Return the entries below in their exact form, leaving the pictures out.

::::::

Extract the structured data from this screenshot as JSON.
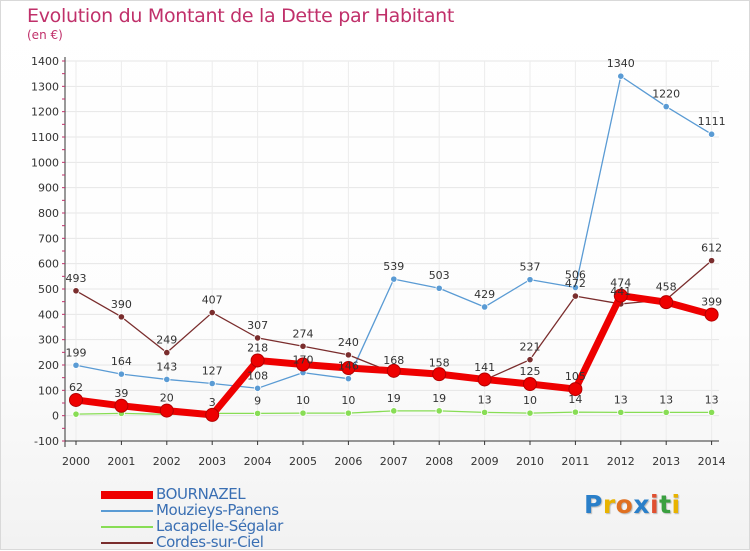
{
  "title": "Evolution du Montant de la Dette par Habitant",
  "subtitle": "(en €)",
  "logo": {
    "text": "Proxiti",
    "colors": [
      "#2a7fc9",
      "#e8b300",
      "#e07020",
      "#2a7fc9",
      "#e05030",
      "#3aa040",
      "#e8b300"
    ]
  },
  "colors": {
    "title": "#c0306a",
    "axis_labels": "#333333",
    "grid": "#e4e4e4",
    "legend_text": "#3a6fb3"
  },
  "chart_data": {
    "type": "line",
    "x": [
      "2000",
      "2001",
      "2002",
      "2003",
      "2004",
      "2005",
      "2006",
      "2007",
      "2008",
      "2009",
      "2010",
      "2011",
      "2012",
      "2013",
      "2014"
    ],
    "ylim": [
      -100,
      1400
    ],
    "yticks": [
      "-100",
      "0",
      "100",
      "200",
      "300",
      "400",
      "500",
      "600",
      "700",
      "800",
      "900",
      "1000",
      "1100",
      "1200",
      "1300",
      "1400"
    ],
    "grid": true,
    "legend_position": "bottom-left",
    "series": [
      {
        "name": "BOURNAZEL",
        "color": "#ee0000",
        "values": [
          62,
          39,
          20,
          3,
          218,
          202,
          188,
          177,
          164,
          143,
          125,
          105,
          474,
          448,
          399
        ],
        "labels": [
          "62",
          "39",
          "20",
          "3",
          "218",
          "",
          "",
          "",
          "",
          "",
          "125",
          "105",
          "474",
          "",
          "399"
        ]
      },
      {
        "name": "Mouzieys-Panens",
        "color": "#5a9bd4",
        "values": [
          199,
          164,
          143,
          127,
          108,
          170,
          146,
          539,
          503,
          429,
          537,
          506,
          1340,
          1220,
          1111
        ],
        "labels": [
          "199",
          "164",
          "143",
          "127",
          "108",
          "170",
          "146",
          "539",
          "503",
          "429",
          "537",
          "506",
          "1340",
          "1220",
          "1111"
        ]
      },
      {
        "name": "Lacapelle-Ségalar",
        "color": "#88dd55",
        "values": [
          6,
          9,
          5,
          9,
          9,
          10,
          10,
          19,
          19,
          13,
          10,
          14,
          13,
          13,
          13
        ],
        "labels": [
          "",
          "",
          "",
          "",
          "9",
          "10",
          "10",
          "19",
          "19",
          "13",
          "10",
          "14",
          "13",
          "13",
          "13"
        ]
      },
      {
        "name": "Cordes-sur-Ciel",
        "color": "#7a2d2d",
        "values": [
          493,
          390,
          249,
          407,
          307,
          274,
          240,
          168,
          158,
          141,
          221,
          472,
          441,
          458,
          612
        ],
        "labels": [
          "493",
          "390",
          "249",
          "407",
          "307",
          "274",
          "240",
          "168",
          "158",
          "141",
          "221",
          "472",
          "441",
          "458",
          "612"
        ]
      }
    ]
  }
}
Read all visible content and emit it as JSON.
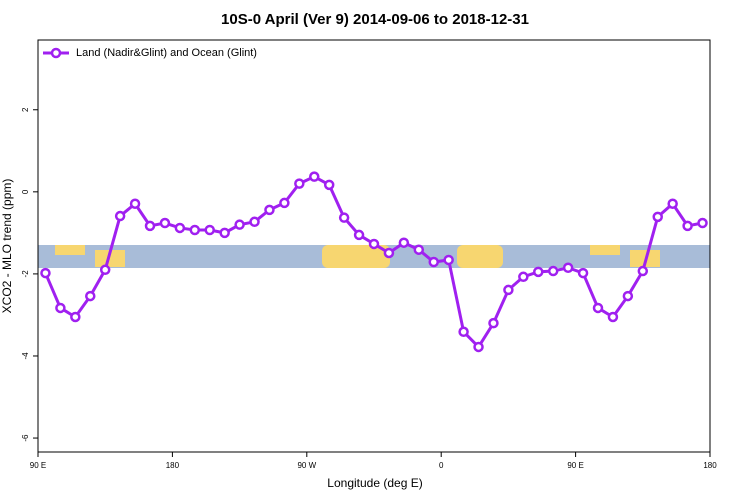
{
  "chart_data": {
    "type": "line",
    "title": "10S-0 April (Ver 9)   2014-09-06 to 2018-12-31",
    "xlabel": "Longitude (deg E)",
    "ylabel": "XCO2 - MLO trend (ppm)",
    "x": [
      95,
      105,
      115,
      125,
      135,
      145,
      155,
      165,
      175,
      185,
      195,
      205,
      215,
      225,
      235,
      245,
      255,
      265,
      275,
      285,
      295,
      305,
      315,
      325,
      335,
      345,
      355,
      365,
      375,
      385,
      395,
      405,
      415,
      425,
      435,
      445,
      455,
      465,
      475,
      485,
      495,
      505,
      515,
      525,
      535
    ],
    "series": [
      {
        "name": "Land (Nadir&Glint) and Ocean (Glint)",
        "color": "#a020f0",
        "values": [
          -1.98,
          -2.83,
          -3.05,
          -2.54,
          -1.9,
          -0.59,
          -0.29,
          -0.83,
          -0.76,
          -0.88,
          -0.93,
          -0.93,
          -1.0,
          -0.8,
          -0.73,
          -0.44,
          -0.27,
          0.2,
          0.37,
          0.17,
          -0.63,
          -1.05,
          -1.27,
          -1.49,
          -1.24,
          -1.41,
          -1.71,
          -1.66,
          -3.41,
          -3.78,
          -3.2,
          -2.39,
          -2.07,
          -1.95,
          -1.93,
          -1.85,
          -1.98,
          -2.83,
          -3.05,
          -2.54,
          -1.93,
          -0.61,
          -0.29,
          -0.83,
          -0.76
        ]
      }
    ],
    "xlim": [
      90,
      540
    ],
    "xticks": [
      {
        "value": 90,
        "label": "90 E"
      },
      180,
      {
        "value": 270,
        "label": "90 W"
      },
      {
        "value": 360,
        "label": "0"
      },
      {
        "value": 450,
        "label": "90 E"
      },
      {
        "value": 540,
        "label": "180"
      }
    ],
    "ylim": [
      -6.34,
      3.7
    ],
    "yticks": [
      -6,
      -4,
      -2,
      0,
      2
    ],
    "legend": "top-left"
  }
}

::::::

→ **Output of the task**:
Extract the structured data from this screenshot as JSON.
{
  "title": "Evolution du Montant de la Dette par Habitant",
  "subtitle": "(en €)",
  "logo": {
    "text": "Proxiti",
    "colors": [
      "#2a7fc9",
      "#e8b300",
      "#e07020",
      "#2a7fc9",
      "#e05030",
      "#3aa040",
      "#e8b300"
    ]
  },
  "colors": {
    "title": "#c0306a",
    "axis_labels": "#333333",
    "grid": "#e4e4e4",
    "legend_text": "#3a6fb3"
  },
  "chart_data": {
    "type": "line",
    "x": [
      "2000",
      "2001",
      "2002",
      "2003",
      "2004",
      "2005",
      "2006",
      "2007",
      "2008",
      "2009",
      "2010",
      "2011",
      "2012",
      "2013",
      "2014"
    ],
    "ylim": [
      -100,
      1400
    ],
    "yticks": [
      "-100",
      "0",
      "100",
      "200",
      "300",
      "400",
      "500",
      "600",
      "700",
      "800",
      "900",
      "1000",
      "1100",
      "1200",
      "1300",
      "1400"
    ],
    "grid": true,
    "legend_position": "bottom-left",
    "series": [
      {
        "name": "BOURNAZEL",
        "color": "#ee0000",
        "values": [
          62,
          39,
          20,
          3,
          218,
          202,
          188,
          177,
          164,
          143,
          125,
          105,
          474,
          448,
          399
        ],
        "labels": [
          "62",
          "39",
          "20",
          "3",
          "218",
          "",
          "",
          "",
          "",
          "",
          "125",
          "105",
          "474",
          "",
          "399"
        ]
      },
      {
        "name": "Mouzieys-Panens",
        "color": "#5a9bd4",
        "values": [
          199,
          164,
          143,
          127,
          108,
          170,
          146,
          539,
          503,
          429,
          537,
          506,
          1340,
          1220,
          1111
        ],
        "labels": [
          "199",
          "164",
          "143",
          "127",
          "108",
          "170",
          "146",
          "539",
          "503",
          "429",
          "537",
          "506",
          "1340",
          "1220",
          "1111"
        ]
      },
      {
        "name": "Lacapelle-Ségalar",
        "color": "#88dd55",
        "values": [
          6,
          9,
          5,
          9,
          9,
          10,
          10,
          19,
          19,
          13,
          10,
          14,
          13,
          13,
          13
        ],
        "labels": [
          "",
          "",
          "",
          "",
          "9",
          "10",
          "10",
          "19",
          "19",
          "13",
          "10",
          "14",
          "13",
          "13",
          "13"
        ]
      },
      {
        "name": "Cordes-sur-Ciel",
        "color": "#7a2d2d",
        "values": [
          493,
          390,
          249,
          407,
          307,
          274,
          240,
          168,
          158,
          141,
          221,
          472,
          441,
          458,
          612
        ],
        "labels": [
          "493",
          "390",
          "249",
          "407",
          "307",
          "274",
          "240",
          "168",
          "158",
          "141",
          "221",
          "472",
          "441",
          "458",
          "612"
        ]
      }
    ]
  }
}
Read all visible content and emit it as JSON.
{
  "chart_data": {
    "type": "line",
    "title": "10S-0 April (Ver 9)   2014-09-06 to 2018-12-31",
    "xlabel": "Longitude (deg E)",
    "ylabel": "XCO2 - MLO trend (ppm)",
    "x": [
      95,
      105,
      115,
      125,
      135,
      145,
      155,
      165,
      175,
      185,
      195,
      205,
      215,
      225,
      235,
      245,
      255,
      265,
      275,
      285,
      295,
      305,
      315,
      325,
      335,
      345,
      355,
      365,
      375,
      385,
      395,
      405,
      415,
      425,
      435,
      445,
      455,
      465,
      475,
      485,
      495,
      505,
      515,
      525,
      535
    ],
    "series": [
      {
        "name": "Land (Nadir&Glint) and Ocean (Glint)",
        "color": "#a020f0",
        "values": [
          -1.98,
          -2.83,
          -3.05,
          -2.54,
          -1.9,
          -0.59,
          -0.29,
          -0.83,
          -0.76,
          -0.88,
          -0.93,
          -0.93,
          -1.0,
          -0.8,
          -0.73,
          -0.44,
          -0.27,
          0.2,
          0.37,
          0.17,
          -0.63,
          -1.05,
          -1.27,
          -1.49,
          -1.24,
          -1.41,
          -1.71,
          -1.66,
          -3.41,
          -3.78,
          -3.2,
          -2.39,
          -2.07,
          -1.95,
          -1.93,
          -1.85,
          -1.98,
          -2.83,
          -3.05,
          -2.54,
          -1.93,
          -0.61,
          -0.29,
          -0.83,
          -0.76
        ]
      }
    ],
    "xlim": [
      90,
      540
    ],
    "xticks": [
      {
        "value": 90,
        "label": "90 E"
      },
      180,
      {
        "value": 270,
        "label": "90 W"
      },
      {
        "value": 360,
        "label": "0"
      },
      {
        "value": 450,
        "label": "90 E"
      },
      {
        "value": 540,
        "label": "180"
      }
    ],
    "ylim": [
      -6.34,
      3.7
    ],
    "yticks": [
      -6,
      -4,
      -2,
      0,
      2
    ],
    "legend": "top-left"
  }
}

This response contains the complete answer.